### TASK INPUT
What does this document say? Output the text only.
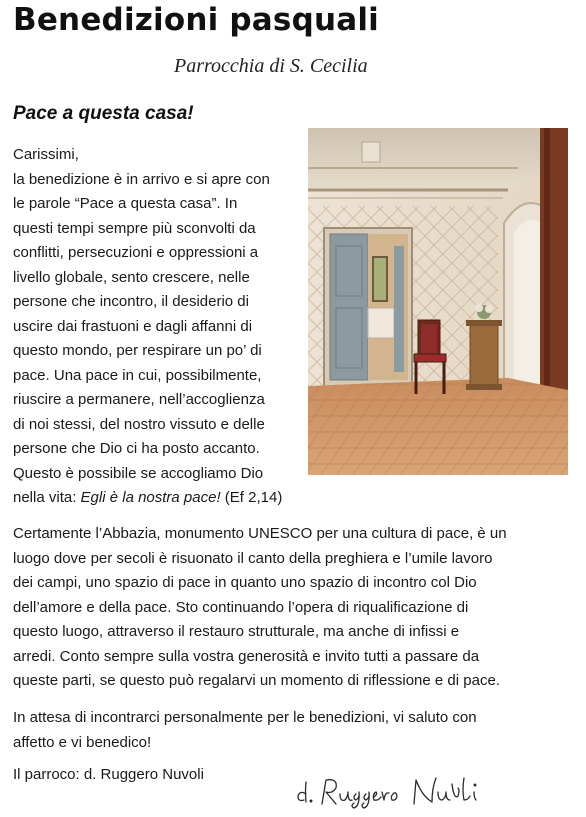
Benedizioni pasquali
Parrocchia di S. Cecilia
Pace a questa casa!
Carissimi,
la benedizione è in arrivo e si apre con
le parole “Pace a questa casa”. In
questi tempi sempre più sconvolti da
conflitti, persecuzioni e oppressioni a
livello globale, sento crescere, nelle
persone che incontro, il desiderio di
uscire dai frastuoni e dagli affanni di
questo mondo, per respirare un po’ di
pace. Una pace in cui, possibilmente,
riuscire a permanere, nell’accoglienza
di noi stessi, del nostro vissuto e delle
persone che Dio ci ha posto accanto.
Questo è possibile se accogliamo Dio
nella vita: Egli è la nostra pace! (Ef 2,14)
Certamente l’Abbazia, monumento UNESCO per una cultura di pace, è un
luogo dove per secoli è risuonato il canto della preghiera e l’umile lavoro
dei campi, uno spazio di pace in quanto uno spazio di incontro col Dio
dell’amore e della pace. Sto continuando l’opera di riqualificazione di
questo luogo, attraverso il restauro strutturale, ma anche di infissi e
arredi. Conto sempre sulla vostra generosità e invito tutti a passare da
queste parti, se questo può regalarvi un momento di riflessione e di pace.
In attesa di incontrarci personalmente per le benedizioni, vi saluto con
affetto e vi benedico!
Il parroco: d. Ruggero Nuvoli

### WHAT THE TASK ASKS
Copy the listing word for word, excluding its pictures.

### FINISHED ANSWER
What does this document say? Output the text only.
Benedizioni pasquali
Parrocchia di S. Cecilia
Pace a questa casa!
Carissimi,
la benedizione è in arrivo e si apre con
le parole “Pace a questa casa”. In
questi tempi sempre più sconvolti da
conflitti, persecuzioni e oppressioni a
livello globale, sento crescere, nelle
persone che incontro, il desiderio di
uscire dai frastuoni e dagli affanni di
questo mondo, per respirare un po’ di
pace. Una pace in cui, possibilmente,
riuscire a permanere, nell’accoglienza
di noi stessi, del nostro vissuto e delle
persone che Dio ci ha posto accanto.
Questo è possibile se accogliamo Dio
nella vita: Egli è la nostra pace! (Ef 2,14)
Certamente l’Abbazia, monumento UNESCO per una cultura di pace, è un
luogo dove per secoli è risuonato il canto della preghiera e l’umile lavoro
dei campi, uno spazio di pace in quanto uno spazio di incontro col Dio
dell’amore e della pace. Sto continuando l’opera di riqualificazione di
questo luogo, attraverso il restauro strutturale, ma anche di infissi e
arredi. Conto sempre sulla vostra generosità e invito tutti a passare da
queste parti, se questo può regalarvi un momento di riflessione e di pace.
In attesa di incontrarci personalmente per le benedizioni, vi saluto con
affetto e vi benedico!
Il parroco: d. Ruggero Nuvoli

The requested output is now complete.